The task:
Each line that holds the word "Traveller" is to be identified and copied.

--- Start of Recorded data ---

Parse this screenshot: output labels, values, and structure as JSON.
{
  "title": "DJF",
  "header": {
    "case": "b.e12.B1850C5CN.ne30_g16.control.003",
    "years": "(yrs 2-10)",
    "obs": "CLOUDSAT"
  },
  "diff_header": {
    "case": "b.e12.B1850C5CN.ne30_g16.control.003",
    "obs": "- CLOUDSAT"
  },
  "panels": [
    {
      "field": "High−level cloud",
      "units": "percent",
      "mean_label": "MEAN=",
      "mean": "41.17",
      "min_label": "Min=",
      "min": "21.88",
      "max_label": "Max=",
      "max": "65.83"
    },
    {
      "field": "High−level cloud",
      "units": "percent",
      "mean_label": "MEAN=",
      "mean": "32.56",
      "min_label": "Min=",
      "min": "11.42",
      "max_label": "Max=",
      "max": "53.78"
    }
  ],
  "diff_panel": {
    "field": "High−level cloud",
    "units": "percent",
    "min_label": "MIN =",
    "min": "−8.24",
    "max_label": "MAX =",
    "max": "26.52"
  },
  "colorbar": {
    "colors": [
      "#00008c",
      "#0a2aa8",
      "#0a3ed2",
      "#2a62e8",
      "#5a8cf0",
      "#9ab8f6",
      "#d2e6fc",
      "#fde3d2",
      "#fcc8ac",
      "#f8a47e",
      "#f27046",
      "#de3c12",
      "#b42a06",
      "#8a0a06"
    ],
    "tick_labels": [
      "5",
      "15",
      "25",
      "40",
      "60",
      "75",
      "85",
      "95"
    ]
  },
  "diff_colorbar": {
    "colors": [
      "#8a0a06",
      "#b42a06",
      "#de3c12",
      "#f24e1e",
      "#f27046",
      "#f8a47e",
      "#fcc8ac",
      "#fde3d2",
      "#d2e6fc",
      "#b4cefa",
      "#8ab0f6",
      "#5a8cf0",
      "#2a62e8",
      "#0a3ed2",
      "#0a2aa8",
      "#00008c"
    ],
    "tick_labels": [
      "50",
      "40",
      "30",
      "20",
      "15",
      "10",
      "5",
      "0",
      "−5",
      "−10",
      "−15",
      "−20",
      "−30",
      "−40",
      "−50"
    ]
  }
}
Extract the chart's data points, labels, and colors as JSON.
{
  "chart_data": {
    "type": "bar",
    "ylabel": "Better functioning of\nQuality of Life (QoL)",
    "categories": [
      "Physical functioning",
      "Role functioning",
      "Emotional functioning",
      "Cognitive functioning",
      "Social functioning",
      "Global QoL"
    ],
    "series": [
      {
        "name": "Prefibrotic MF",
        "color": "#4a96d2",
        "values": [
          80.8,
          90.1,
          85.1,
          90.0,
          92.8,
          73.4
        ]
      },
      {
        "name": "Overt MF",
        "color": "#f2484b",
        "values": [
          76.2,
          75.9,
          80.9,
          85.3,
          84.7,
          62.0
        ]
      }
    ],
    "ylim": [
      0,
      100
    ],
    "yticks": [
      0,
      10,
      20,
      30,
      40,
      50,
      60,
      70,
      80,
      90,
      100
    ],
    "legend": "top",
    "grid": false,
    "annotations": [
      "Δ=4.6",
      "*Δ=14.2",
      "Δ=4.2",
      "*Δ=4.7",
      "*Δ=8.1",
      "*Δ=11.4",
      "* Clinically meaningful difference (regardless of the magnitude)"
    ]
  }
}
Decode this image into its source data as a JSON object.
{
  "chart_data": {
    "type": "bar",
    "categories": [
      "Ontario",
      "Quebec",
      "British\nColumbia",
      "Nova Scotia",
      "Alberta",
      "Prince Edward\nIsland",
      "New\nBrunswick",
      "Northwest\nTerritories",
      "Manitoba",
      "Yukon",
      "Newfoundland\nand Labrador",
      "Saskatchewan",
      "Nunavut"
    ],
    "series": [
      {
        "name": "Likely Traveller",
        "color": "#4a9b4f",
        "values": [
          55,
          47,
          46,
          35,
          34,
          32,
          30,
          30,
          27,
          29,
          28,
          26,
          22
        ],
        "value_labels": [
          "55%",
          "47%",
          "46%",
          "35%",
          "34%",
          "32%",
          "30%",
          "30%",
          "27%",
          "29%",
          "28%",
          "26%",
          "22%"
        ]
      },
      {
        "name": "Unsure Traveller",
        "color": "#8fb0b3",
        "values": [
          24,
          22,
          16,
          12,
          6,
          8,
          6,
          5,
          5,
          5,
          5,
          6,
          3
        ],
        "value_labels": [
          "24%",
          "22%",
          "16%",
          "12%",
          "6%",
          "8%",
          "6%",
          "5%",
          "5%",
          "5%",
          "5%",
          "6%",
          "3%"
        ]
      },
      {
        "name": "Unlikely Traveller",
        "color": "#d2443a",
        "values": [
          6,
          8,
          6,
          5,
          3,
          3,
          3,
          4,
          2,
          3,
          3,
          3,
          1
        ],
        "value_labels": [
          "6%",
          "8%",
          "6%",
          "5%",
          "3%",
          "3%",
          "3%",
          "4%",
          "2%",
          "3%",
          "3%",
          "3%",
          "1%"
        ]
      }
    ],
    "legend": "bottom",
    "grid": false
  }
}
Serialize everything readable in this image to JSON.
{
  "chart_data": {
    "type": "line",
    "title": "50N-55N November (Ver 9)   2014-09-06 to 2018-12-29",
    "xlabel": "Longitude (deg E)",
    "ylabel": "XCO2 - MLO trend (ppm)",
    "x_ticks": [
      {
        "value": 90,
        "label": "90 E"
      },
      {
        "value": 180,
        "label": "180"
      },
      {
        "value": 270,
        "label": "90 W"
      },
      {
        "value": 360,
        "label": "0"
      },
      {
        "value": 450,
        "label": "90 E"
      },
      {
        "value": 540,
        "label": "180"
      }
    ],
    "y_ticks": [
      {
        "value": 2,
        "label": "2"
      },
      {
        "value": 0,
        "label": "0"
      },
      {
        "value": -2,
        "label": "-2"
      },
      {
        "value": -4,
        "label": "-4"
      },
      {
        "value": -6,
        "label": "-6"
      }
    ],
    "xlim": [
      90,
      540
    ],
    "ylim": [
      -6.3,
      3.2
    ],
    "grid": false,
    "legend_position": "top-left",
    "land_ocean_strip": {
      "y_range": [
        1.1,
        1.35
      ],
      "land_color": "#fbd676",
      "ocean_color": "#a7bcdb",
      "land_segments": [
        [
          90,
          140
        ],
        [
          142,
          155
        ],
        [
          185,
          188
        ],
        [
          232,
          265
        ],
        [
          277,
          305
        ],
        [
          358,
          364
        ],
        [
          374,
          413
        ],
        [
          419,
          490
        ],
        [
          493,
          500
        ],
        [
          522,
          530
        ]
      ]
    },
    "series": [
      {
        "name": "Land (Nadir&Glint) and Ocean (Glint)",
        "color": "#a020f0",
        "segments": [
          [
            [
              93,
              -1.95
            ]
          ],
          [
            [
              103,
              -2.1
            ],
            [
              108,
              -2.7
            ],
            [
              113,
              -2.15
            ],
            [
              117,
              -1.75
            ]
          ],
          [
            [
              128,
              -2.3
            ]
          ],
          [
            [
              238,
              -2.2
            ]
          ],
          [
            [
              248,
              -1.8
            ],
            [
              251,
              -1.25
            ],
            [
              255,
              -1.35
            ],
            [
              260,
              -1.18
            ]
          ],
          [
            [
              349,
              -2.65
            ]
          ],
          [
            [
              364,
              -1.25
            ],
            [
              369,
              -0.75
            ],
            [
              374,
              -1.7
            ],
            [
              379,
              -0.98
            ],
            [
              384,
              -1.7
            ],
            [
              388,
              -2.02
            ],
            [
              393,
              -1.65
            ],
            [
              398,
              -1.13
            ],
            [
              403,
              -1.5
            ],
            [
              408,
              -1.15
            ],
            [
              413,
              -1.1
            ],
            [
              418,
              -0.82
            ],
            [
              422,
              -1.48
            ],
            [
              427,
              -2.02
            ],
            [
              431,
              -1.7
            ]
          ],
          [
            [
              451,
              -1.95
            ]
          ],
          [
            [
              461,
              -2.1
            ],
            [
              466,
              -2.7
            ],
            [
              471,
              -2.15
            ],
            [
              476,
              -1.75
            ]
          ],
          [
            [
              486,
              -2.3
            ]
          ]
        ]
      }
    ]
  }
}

--- End of Recorded data ---

Task answer:
        "name": "Likely Traveller",
        "name": "Unsure Traveller",
        "name": "Unlikely Traveller",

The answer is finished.